DIRECTION
Restate the data word for word and leave the images out.

○ ○ ○ ○ ○ ○ ○

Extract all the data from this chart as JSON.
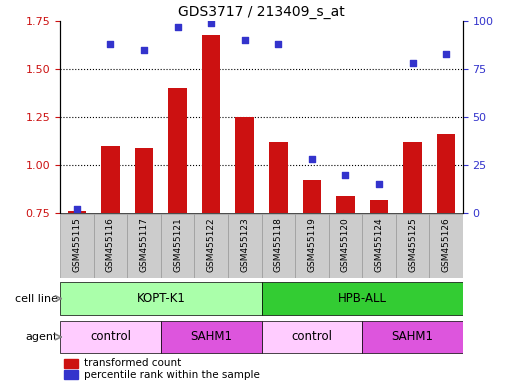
{
  "title": "GDS3717 / 213409_s_at",
  "samples": [
    "GSM455115",
    "GSM455116",
    "GSM455117",
    "GSM455121",
    "GSM455122",
    "GSM455123",
    "GSM455118",
    "GSM455119",
    "GSM455120",
    "GSM455124",
    "GSM455125",
    "GSM455126"
  ],
  "bar_values": [
    0.76,
    1.1,
    1.09,
    1.4,
    1.68,
    1.25,
    1.12,
    0.92,
    0.84,
    0.82,
    1.12,
    1.16
  ],
  "dot_values": [
    2,
    88,
    85,
    97,
    99,
    90,
    88,
    28,
    20,
    15,
    78,
    83
  ],
  "bar_color": "#cc1111",
  "dot_color": "#3333cc",
  "ylim_left": [
    0.75,
    1.75
  ],
  "ylim_right": [
    0,
    100
  ],
  "yticks_left": [
    0.75,
    1.0,
    1.25,
    1.5,
    1.75
  ],
  "yticks_right": [
    0,
    25,
    50,
    75,
    100
  ],
  "cell_line_labels": [
    "KOPT-K1",
    "HPB-ALL"
  ],
  "cell_line_spans": [
    [
      0,
      5
    ],
    [
      6,
      11
    ]
  ],
  "cell_line_colors": [
    "#aaffaa",
    "#33cc33"
  ],
  "agent_groups": [
    {
      "label": "control",
      "span": [
        0,
        2
      ],
      "color": "#ffccff"
    },
    {
      "label": "SAHM1",
      "span": [
        3,
        5
      ],
      "color": "#dd55dd"
    },
    {
      "label": "control",
      "span": [
        6,
        8
      ],
      "color": "#ffccff"
    },
    {
      "label": "SAHM1",
      "span": [
        9,
        11
      ],
      "color": "#dd55dd"
    }
  ],
  "legend_bar_label": "transformed count",
  "legend_dot_label": "percentile rank within the sample",
  "cell_line_row_label": "cell line",
  "agent_row_label": "agent",
  "tick_color_left": "#cc1111",
  "tick_color_right": "#3333cc",
  "xtick_bg_color": "#cccccc",
  "xtick_bg_border": "#999999"
}
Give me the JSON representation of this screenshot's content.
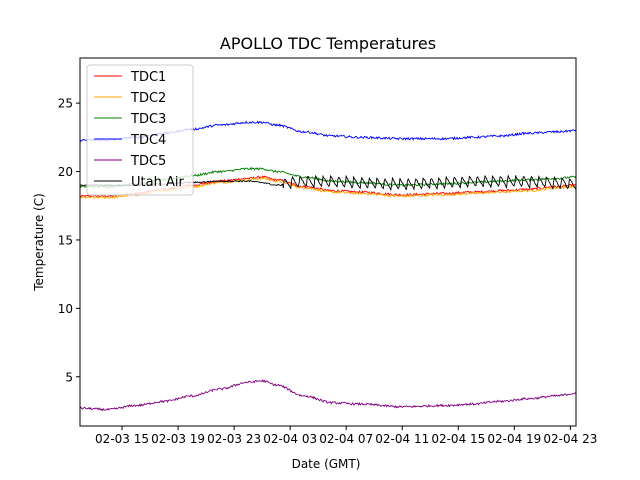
{
  "chart_data": {
    "type": "line",
    "title": "APOLLO TDC Temperatures",
    "xlabel": "Date (GMT)",
    "ylabel": "Temperature (C)",
    "xlim": [
      12.0,
      47.4
    ],
    "ylim": [
      1.4,
      28.3
    ],
    "x_unit": "hours since 02-03 00:00 GMT",
    "x_ticks": [
      {
        "value": 15,
        "label": "02-03 15"
      },
      {
        "value": 19,
        "label": "02-03 19"
      },
      {
        "value": 23,
        "label": "02-03 23"
      },
      {
        "value": 27,
        "label": "02-04 03"
      },
      {
        "value": 31,
        "label": "02-04 07"
      },
      {
        "value": 35,
        "label": "02-04 11"
      },
      {
        "value": 39,
        "label": "02-04 15"
      },
      {
        "value": 43,
        "label": "02-04 19"
      },
      {
        "value": 47,
        "label": "02-04 23"
      }
    ],
    "y_ticks": [
      {
        "value": 5,
        "label": "5"
      },
      {
        "value": 10,
        "label": "10"
      },
      {
        "value": 15,
        "label": "15"
      },
      {
        "value": 20,
        "label": "20"
      },
      {
        "value": 25,
        "label": "25"
      }
    ],
    "legend_position": "top-left",
    "series": [
      {
        "name": "TDC1",
        "color": "#ff0000",
        "noise": 0.08,
        "sawtooth": false,
        "x": [
          12,
          14,
          16,
          18,
          20,
          22,
          24,
          25,
          26,
          28,
          30,
          32,
          35,
          38,
          40,
          42,
          44,
          46,
          47.4
        ],
        "y": [
          18.2,
          18.2,
          18.4,
          18.7,
          19.0,
          19.3,
          19.5,
          19.6,
          19.4,
          18.9,
          18.6,
          18.5,
          18.3,
          18.4,
          18.5,
          18.6,
          18.7,
          18.9,
          19.0
        ]
      },
      {
        "name": "TDC2",
        "color": "#ffa500",
        "noise": 0.08,
        "sawtooth": false,
        "x": [
          12,
          14,
          16,
          18,
          20,
          22,
          24,
          25,
          26,
          28,
          30,
          32,
          35,
          38,
          40,
          42,
          44,
          46,
          47.4
        ],
        "y": [
          18.1,
          18.1,
          18.3,
          18.6,
          18.9,
          19.2,
          19.4,
          19.5,
          19.3,
          18.8,
          18.5,
          18.4,
          18.2,
          18.3,
          18.4,
          18.5,
          18.6,
          18.8,
          18.9
        ]
      },
      {
        "name": "TDC3",
        "color": "#008000",
        "noise": 0.08,
        "sawtooth": false,
        "x": [
          12,
          14,
          16,
          18,
          20,
          22,
          24,
          25,
          26,
          28,
          30,
          32,
          35,
          38,
          40,
          42,
          44,
          46,
          47.4
        ],
        "y": [
          18.9,
          18.9,
          19.1,
          19.4,
          19.7,
          20.0,
          20.2,
          20.2,
          20.0,
          19.6,
          19.3,
          19.2,
          19.0,
          19.1,
          19.2,
          19.3,
          19.4,
          19.5,
          19.6
        ]
      },
      {
        "name": "TDC4",
        "color": "#0000ff",
        "noise": 0.08,
        "sawtooth": false,
        "x": [
          12,
          14,
          16,
          18,
          20,
          22,
          24,
          25,
          26,
          28,
          30,
          32,
          35,
          38,
          40,
          42,
          44,
          46,
          47.4
        ],
        "y": [
          22.3,
          22.3,
          22.5,
          22.8,
          23.1,
          23.4,
          23.6,
          23.6,
          23.4,
          22.9,
          22.6,
          22.5,
          22.4,
          22.4,
          22.5,
          22.6,
          22.8,
          22.9,
          23.0
        ]
      },
      {
        "name": "TDC5",
        "color": "#800080",
        "noise": 0.08,
        "sawtooth": false,
        "x": [
          12,
          14,
          16,
          18,
          20,
          22,
          24,
          25,
          26,
          28,
          30,
          32,
          35,
          38,
          40,
          42,
          44,
          46,
          47.4
        ],
        "y": [
          2.7,
          2.6,
          2.9,
          3.2,
          3.6,
          4.1,
          4.6,
          4.7,
          4.4,
          3.6,
          3.1,
          3.0,
          2.8,
          2.9,
          3.0,
          3.2,
          3.4,
          3.6,
          3.8
        ]
      },
      {
        "name": "Utah Air",
        "color": "#000000",
        "noise": 0.05,
        "sawtooth": true,
        "x": [
          12,
          14,
          16,
          18,
          20,
          22,
          24,
          25,
          26,
          28,
          30,
          32,
          35,
          38,
          40,
          42,
          44,
          46,
          47.4
        ],
        "y": [
          19.0,
          19.0,
          19.0,
          19.1,
          19.2,
          19.3,
          19.3,
          19.2,
          19.0,
          19.2,
          19.2,
          19.1,
          19.0,
          19.1,
          19.2,
          19.2,
          19.2,
          19.1,
          19.0
        ]
      }
    ]
  }
}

○ ○ ○ ○ ○ ○ ○

RESULT OF THIS TASK
Extract all the data from this chart as JSON.
{
  "title": "GDS3717 / 213409_s_at",
  "samples": [
    "GSM455115",
    "GSM455116",
    "GSM455117",
    "GSM455121",
    "GSM455122",
    "GSM455123",
    "GSM455118",
    "GSM455119",
    "GSM455120",
    "GSM455124",
    "GSM455125",
    "GSM455126"
  ],
  "bar_values": [
    0.76,
    1.1,
    1.09,
    1.4,
    1.68,
    1.25,
    1.12,
    0.92,
    0.84,
    0.82,
    1.12,
    1.16
  ],
  "dot_values": [
    2,
    88,
    85,
    97,
    99,
    90,
    88,
    28,
    20,
    15,
    78,
    83
  ],
  "bar_color": "#cc1111",
  "dot_color": "#3333cc",
  "ylim_left": [
    0.75,
    1.75
  ],
  "ylim_right": [
    0,
    100
  ],
  "yticks_left": [
    0.75,
    1.0,
    1.25,
    1.5,
    1.75
  ],
  "yticks_right": [
    0,
    25,
    50,
    75,
    100
  ],
  "cell_line_labels": [
    "KOPT-K1",
    "HPB-ALL"
  ],
  "cell_line_spans": [
    [
      0,
      5
    ],
    [
      6,
      11
    ]
  ],
  "cell_line_colors": [
    "#aaffaa",
    "#33cc33"
  ],
  "agent_groups": [
    {
      "label": "control",
      "span": [
        0,
        2
      ],
      "color": "#ffccff"
    },
    {
      "label": "SAHM1",
      "span": [
        3,
        5
      ],
      "color": "#dd55dd"
    },
    {
      "label": "control",
      "span": [
        6,
        8
      ],
      "color": "#ffccff"
    },
    {
      "label": "SAHM1",
      "span": [
        9,
        11
      ],
      "color": "#dd55dd"
    }
  ],
  "legend_bar_label": "transformed count",
  "legend_dot_label": "percentile rank within the sample",
  "cell_line_row_label": "cell line",
  "agent_row_label": "agent",
  "tick_color_left": "#cc1111",
  "tick_color_right": "#3333cc",
  "xtick_bg_color": "#cccccc",
  "xtick_bg_border": "#999999"
}
Give me the JSON representation of this screenshot's content.
{
  "chart_data": {
    "type": "line",
    "title": "APOLLO TDC Temperatures",
    "xlabel": "Date (GMT)",
    "ylabel": "Temperature (C)",
    "xlim": [
      12.0,
      47.4
    ],
    "ylim": [
      1.4,
      28.3
    ],
    "x_unit": "hours since 02-03 00:00 GMT",
    "x_ticks": [
      {
        "value": 15,
        "label": "02-03 15"
      },
      {
        "value": 19,
        "label": "02-03 19"
      },
      {
        "value": 23,
        "label": "02-03 23"
      },
      {
        "value": 27,
        "label": "02-04 03"
      },
      {
        "value": 31,
        "label": "02-04 07"
      },
      {
        "value": 35,
        "label": "02-04 11"
      },
      {
        "value": 39,
        "label": "02-04 15"
      },
      {
        "value": 43,
        "label": "02-04 19"
      },
      {
        "value": 47,
        "label": "02-04 23"
      }
    ],
    "y_ticks": [
      {
        "value": 5,
        "label": "5"
      },
      {
        "value": 10,
        "label": "10"
      },
      {
        "value": 15,
        "label": "15"
      },
      {
        "value": 20,
        "label": "20"
      },
      {
        "value": 25,
        "label": "25"
      }
    ],
    "legend_position": "top-left",
    "series": [
      {
        "name": "TDC1",
        "color": "#ff0000",
        "noise": 0.08,
        "sawtooth": false,
        "x": [
          12,
          14,
          16,
          18,
          20,
          22,
          24,
          25,
          26,
          28,
          30,
          32,
          35,
          38,
          40,
          42,
          44,
          46,
          47.4
        ],
        "y": [
          18.2,
          18.2,
          18.4,
          18.7,
          19.0,
          19.3,
          19.5,
          19.6,
          19.4,
          18.9,
          18.6,
          18.5,
          18.3,
          18.4,
          18.5,
          18.6,
          18.7,
          18.9,
          19.0
        ]
      },
      {
        "name": "TDC2",
        "color": "#ffa500",
        "noise": 0.08,
        "sawtooth": false,
        "x": [
          12,
          14,
          16,
          18,
          20,
          22,
          24,
          25,
          26,
          28,
          30,
          32,
          35,
          38,
          40,
          42,
          44,
          46,
          47.4
        ],
        "y": [
          18.1,
          18.1,
          18.3,
          18.6,
          18.9,
          19.2,
          19.4,
          19.5,
          19.3,
          18.8,
          18.5,
          18.4,
          18.2,
          18.3,
          18.4,
          18.5,
          18.6,
          18.8,
          18.9
        ]
      },
      {
        "name": "TDC3",
        "color": "#008000",
        "noise": 0.08,
        "sawtooth": false,
        "x": [
          12,
          14,
          16,
          18,
          20,
          22,
          24,
          25,
          26,
          28,
          30,
          32,
          35,
          38,
          40,
          42,
          44,
          46,
          47.4
        ],
        "y": [
          18.9,
          18.9,
          19.1,
          19.4,
          19.7,
          20.0,
          20.2,
          20.2,
          20.0,
          19.6,
          19.3,
          19.2,
          19.0,
          19.1,
          19.2,
          19.3,
          19.4,
          19.5,
          19.6
        ]
      },
      {
        "name": "TDC4",
        "color": "#0000ff",
        "noise": 0.08,
        "sawtooth": false,
        "x": [
          12,
          14,
          16,
          18,
          20,
          22,
          24,
          25,
          26,
          28,
          30,
          32,
          35,
          38,
          40,
          42,
          44,
          46,
          47.4
        ],
        "y": [
          22.3,
          22.3,
          22.5,
          22.8,
          23.1,
          23.4,
          23.6,
          23.6,
          23.4,
          22.9,
          22.6,
          22.5,
          22.4,
          22.4,
          22.5,
          22.6,
          22.8,
          22.9,
          23.0
        ]
      },
      {
        "name": "TDC5",
        "color": "#800080",
        "noise": 0.08,
        "sawtooth": false,
        "x": [
          12,
          14,
          16,
          18,
          20,
          22,
          24,
          25,
          26,
          28,
          30,
          32,
          35,
          38,
          40,
          42,
          44,
          46,
          47.4
        ],
        "y": [
          2.7,
          2.6,
          2.9,
          3.2,
          3.6,
          4.1,
          4.6,
          4.7,
          4.4,
          3.6,
          3.1,
          3.0,
          2.8,
          2.9,
          3.0,
          3.2,
          3.4,
          3.6,
          3.8
        ]
      },
      {
        "name": "Utah Air",
        "color": "#000000",
        "noise": 0.05,
        "sawtooth": true,
        "x": [
          12,
          14,
          16,
          18,
          20,
          22,
          24,
          25,
          26,
          28,
          30,
          32,
          35,
          38,
          40,
          42,
          44,
          46,
          47.4
        ],
        "y": [
          19.0,
          19.0,
          19.0,
          19.1,
          19.2,
          19.3,
          19.3,
          19.2,
          19.0,
          19.2,
          19.2,
          19.1,
          19.0,
          19.1,
          19.2,
          19.2,
          19.2,
          19.1,
          19.0
        ]
      }
    ]
  }
}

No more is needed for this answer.